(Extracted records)
===
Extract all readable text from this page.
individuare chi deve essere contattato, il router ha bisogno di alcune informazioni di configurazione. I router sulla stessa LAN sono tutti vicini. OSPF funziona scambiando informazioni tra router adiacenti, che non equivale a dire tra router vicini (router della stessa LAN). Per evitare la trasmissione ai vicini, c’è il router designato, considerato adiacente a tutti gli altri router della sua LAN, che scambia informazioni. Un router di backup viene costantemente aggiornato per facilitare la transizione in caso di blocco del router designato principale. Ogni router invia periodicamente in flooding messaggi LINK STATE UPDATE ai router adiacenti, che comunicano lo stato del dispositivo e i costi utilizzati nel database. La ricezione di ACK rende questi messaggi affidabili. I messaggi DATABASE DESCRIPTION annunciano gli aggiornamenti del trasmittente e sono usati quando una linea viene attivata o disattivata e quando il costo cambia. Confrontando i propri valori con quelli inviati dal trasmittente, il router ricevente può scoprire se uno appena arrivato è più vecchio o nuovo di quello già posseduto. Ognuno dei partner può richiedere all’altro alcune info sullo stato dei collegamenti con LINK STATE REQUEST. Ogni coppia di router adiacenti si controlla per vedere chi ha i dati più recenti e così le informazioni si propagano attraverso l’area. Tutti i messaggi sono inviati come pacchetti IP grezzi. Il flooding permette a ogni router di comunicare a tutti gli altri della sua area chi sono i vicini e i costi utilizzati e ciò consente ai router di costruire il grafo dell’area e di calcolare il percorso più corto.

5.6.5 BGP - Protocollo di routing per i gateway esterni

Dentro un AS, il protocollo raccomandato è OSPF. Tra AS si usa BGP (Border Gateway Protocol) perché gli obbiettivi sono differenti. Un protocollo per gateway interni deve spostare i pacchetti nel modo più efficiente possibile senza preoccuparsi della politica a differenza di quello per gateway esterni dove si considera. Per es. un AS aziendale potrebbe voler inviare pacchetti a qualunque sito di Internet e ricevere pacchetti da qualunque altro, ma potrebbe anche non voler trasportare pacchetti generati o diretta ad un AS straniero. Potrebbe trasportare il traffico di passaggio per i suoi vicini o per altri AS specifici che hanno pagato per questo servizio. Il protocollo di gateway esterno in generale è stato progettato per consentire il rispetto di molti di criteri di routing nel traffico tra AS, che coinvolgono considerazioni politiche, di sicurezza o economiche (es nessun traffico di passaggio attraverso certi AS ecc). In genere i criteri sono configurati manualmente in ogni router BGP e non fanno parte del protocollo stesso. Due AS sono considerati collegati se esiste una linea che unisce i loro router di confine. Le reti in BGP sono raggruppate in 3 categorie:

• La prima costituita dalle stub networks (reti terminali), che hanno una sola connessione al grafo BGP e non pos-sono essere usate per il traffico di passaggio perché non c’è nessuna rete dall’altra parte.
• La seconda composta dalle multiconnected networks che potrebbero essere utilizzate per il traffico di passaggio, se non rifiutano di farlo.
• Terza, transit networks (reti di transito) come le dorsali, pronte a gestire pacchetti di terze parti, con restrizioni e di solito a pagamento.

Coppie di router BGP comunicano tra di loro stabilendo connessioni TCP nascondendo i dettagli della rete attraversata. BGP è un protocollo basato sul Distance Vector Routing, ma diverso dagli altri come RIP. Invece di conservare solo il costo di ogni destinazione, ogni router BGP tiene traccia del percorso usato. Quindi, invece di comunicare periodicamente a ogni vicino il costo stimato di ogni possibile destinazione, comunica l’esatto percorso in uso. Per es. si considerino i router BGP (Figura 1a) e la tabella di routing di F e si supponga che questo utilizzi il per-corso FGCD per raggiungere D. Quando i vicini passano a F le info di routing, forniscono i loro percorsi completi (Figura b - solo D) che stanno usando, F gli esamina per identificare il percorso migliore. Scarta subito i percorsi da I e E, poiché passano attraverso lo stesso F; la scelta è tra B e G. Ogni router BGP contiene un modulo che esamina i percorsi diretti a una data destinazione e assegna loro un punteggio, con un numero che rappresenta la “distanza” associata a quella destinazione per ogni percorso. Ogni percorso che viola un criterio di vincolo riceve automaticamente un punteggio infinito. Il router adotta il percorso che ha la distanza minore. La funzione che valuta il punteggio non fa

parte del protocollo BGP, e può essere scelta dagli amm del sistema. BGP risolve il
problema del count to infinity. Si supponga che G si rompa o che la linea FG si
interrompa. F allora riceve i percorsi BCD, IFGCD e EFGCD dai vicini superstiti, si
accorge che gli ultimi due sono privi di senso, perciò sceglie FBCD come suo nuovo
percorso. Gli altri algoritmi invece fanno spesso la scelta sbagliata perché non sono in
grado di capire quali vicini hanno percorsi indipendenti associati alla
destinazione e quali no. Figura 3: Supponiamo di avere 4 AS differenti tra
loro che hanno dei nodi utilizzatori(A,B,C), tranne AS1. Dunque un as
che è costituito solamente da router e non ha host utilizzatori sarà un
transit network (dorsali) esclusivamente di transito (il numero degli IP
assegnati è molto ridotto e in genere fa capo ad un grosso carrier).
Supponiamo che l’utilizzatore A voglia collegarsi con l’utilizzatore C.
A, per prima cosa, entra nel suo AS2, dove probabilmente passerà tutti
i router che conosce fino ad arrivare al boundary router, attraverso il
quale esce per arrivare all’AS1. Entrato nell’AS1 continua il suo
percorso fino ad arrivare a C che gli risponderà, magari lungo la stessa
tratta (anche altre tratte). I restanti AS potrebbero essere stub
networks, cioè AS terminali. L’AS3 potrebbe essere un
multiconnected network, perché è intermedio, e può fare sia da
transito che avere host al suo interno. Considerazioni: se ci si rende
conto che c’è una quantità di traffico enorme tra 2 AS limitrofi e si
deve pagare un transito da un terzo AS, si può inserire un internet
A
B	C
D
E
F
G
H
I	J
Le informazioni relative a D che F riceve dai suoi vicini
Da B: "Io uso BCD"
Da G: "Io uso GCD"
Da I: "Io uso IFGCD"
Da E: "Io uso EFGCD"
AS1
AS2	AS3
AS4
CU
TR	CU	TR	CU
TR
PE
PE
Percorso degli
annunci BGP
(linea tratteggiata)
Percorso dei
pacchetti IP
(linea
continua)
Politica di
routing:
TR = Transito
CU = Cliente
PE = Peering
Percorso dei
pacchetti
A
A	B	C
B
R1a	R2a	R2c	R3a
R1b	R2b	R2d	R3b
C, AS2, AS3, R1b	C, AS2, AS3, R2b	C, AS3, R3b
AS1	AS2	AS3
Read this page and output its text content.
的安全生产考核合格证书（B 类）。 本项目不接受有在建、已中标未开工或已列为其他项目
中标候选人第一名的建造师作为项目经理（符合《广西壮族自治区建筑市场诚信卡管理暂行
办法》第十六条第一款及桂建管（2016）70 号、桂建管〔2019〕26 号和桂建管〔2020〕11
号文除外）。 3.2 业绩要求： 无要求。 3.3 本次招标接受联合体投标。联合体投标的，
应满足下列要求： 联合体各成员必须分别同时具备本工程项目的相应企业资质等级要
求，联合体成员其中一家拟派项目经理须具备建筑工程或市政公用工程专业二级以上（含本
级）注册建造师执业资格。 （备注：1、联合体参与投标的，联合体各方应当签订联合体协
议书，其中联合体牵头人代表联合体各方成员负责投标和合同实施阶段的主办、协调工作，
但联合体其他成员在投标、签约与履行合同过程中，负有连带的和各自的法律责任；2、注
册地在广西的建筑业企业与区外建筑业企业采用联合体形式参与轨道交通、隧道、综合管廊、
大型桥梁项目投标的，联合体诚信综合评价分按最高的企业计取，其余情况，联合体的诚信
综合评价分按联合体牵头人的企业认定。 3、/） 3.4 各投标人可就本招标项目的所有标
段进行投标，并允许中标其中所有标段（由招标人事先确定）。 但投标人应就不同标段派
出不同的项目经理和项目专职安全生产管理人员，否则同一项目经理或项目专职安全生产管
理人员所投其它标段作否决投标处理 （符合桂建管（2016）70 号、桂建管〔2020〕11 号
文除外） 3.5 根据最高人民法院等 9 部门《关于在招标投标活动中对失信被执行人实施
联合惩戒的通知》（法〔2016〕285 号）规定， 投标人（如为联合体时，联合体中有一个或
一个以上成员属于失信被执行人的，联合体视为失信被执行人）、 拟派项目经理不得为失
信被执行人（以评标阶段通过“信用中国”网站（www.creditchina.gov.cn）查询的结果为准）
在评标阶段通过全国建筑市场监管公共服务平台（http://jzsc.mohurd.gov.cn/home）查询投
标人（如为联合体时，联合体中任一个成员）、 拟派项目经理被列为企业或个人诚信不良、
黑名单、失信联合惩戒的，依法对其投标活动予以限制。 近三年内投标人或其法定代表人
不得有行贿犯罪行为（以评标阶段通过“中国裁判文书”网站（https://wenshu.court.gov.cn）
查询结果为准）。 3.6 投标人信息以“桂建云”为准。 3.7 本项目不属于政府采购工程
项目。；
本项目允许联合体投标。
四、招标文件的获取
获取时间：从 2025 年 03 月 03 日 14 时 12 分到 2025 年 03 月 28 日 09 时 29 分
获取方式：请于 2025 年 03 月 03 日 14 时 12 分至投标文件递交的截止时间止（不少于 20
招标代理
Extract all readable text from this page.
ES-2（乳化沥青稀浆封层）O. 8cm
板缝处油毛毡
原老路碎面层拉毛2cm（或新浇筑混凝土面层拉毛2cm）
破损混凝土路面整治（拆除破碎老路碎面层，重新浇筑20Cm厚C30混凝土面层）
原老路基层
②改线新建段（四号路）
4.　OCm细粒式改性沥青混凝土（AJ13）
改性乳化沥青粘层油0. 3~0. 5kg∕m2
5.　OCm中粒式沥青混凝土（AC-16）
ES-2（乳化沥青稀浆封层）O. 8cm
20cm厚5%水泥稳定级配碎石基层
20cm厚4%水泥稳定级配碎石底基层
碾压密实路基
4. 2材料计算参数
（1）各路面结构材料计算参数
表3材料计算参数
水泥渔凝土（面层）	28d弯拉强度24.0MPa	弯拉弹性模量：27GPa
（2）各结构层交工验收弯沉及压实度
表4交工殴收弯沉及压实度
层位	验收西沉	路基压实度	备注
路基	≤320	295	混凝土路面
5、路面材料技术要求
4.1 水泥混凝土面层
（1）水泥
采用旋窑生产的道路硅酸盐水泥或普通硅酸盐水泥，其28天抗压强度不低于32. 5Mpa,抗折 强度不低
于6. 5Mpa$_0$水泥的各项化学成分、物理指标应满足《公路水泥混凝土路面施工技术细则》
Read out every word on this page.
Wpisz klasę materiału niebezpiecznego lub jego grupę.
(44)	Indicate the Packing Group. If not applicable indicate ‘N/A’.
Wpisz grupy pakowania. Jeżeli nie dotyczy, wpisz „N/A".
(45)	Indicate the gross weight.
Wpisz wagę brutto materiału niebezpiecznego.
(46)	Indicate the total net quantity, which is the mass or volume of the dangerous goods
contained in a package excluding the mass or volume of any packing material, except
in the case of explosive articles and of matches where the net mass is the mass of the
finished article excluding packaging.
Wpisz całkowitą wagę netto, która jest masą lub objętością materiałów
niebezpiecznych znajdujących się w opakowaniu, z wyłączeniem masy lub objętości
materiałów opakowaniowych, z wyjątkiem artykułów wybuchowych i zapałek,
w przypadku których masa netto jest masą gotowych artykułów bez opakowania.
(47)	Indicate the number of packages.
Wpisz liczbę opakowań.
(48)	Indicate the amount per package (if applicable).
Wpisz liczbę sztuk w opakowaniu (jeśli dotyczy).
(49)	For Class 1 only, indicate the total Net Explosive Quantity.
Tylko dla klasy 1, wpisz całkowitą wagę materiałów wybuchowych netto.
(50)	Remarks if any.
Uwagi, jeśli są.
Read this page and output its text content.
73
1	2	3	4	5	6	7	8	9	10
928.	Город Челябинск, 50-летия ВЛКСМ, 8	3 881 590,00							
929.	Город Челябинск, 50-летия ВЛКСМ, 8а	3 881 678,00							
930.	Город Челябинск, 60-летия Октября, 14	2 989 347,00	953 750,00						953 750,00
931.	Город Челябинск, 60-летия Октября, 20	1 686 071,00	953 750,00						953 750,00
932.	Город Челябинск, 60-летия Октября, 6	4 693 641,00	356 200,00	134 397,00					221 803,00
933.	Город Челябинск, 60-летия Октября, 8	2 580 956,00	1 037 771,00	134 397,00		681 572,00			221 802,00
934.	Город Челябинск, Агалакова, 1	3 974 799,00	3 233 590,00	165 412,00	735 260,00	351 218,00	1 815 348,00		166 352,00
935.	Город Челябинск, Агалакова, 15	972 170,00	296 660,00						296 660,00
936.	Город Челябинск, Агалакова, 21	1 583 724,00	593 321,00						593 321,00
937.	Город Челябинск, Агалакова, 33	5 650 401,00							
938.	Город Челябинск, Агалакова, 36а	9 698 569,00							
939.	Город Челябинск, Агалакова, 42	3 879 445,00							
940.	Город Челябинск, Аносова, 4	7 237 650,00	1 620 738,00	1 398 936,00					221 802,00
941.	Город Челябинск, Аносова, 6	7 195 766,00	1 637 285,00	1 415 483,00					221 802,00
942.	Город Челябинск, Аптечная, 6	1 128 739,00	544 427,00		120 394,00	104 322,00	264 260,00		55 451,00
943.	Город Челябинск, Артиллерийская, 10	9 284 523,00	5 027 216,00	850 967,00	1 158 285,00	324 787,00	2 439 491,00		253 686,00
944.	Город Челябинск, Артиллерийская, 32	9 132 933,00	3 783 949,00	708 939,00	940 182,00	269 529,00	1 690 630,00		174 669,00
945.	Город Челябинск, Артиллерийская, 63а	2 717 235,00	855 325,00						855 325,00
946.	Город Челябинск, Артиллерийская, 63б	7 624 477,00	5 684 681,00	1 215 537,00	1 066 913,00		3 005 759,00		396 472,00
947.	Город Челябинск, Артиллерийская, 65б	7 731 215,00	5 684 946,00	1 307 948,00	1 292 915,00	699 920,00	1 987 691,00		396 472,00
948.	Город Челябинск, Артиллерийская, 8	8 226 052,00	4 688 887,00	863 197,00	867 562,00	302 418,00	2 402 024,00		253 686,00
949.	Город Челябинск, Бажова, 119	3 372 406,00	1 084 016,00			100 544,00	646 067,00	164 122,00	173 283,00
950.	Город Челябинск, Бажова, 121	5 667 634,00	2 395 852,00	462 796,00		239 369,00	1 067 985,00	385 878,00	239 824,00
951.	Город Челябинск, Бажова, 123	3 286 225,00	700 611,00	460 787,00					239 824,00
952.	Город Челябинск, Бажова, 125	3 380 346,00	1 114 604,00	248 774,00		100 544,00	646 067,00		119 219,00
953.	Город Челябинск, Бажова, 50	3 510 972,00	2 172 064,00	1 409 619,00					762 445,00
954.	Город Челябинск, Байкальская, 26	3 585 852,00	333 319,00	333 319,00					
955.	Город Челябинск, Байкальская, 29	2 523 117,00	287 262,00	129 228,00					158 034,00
===
_WHAT YOU SHOULD DO_: Return every line of the preceding records in which the word "suoi" appears.

_SOLUTION TO THIS EXERCISE_:
Dentro un AS, il protocollo raccomandato è OSPF. Tra AS si usa BGP (Border Gateway Protocol) perché gli obbiettivi sono differenti. Un protocollo per gateway interni deve spostare i pacchetti nel modo più efficiente possibile senza preoccuparsi della politica a differenza di quello per gateway esterni dove si considera. Per es. un AS aziendale potrebbe voler inviare pacchetti a qualunque sito di Internet e ricevere pacchetti da qualunque altro, ma potrebbe anche non voler trasportare pacchetti generati o diretta ad un AS straniero. Potrebbe trasportare il traffico di passaggio per i suoi vicini o per altri AS specifici che hanno pagato per questo servizio. Il protocollo di gateway esterno in generale è stato progettato per consentire il rispetto di molti di criteri di routing nel traffico tra AS, che coinvolgono considerazioni politiche, di sicurezza o economiche (es nessun traffico di passaggio attraverso certi AS ecc). In genere i criteri sono configurati manualmente in ogni router BGP e non fanno parte del protocollo stesso. Due AS sono considerati collegati se esiste una linea che unisce i loro router di confine. Le reti in BGP sono raggruppate in 3 categorie:
Le informazioni relative a D che F riceve dai suoi vicini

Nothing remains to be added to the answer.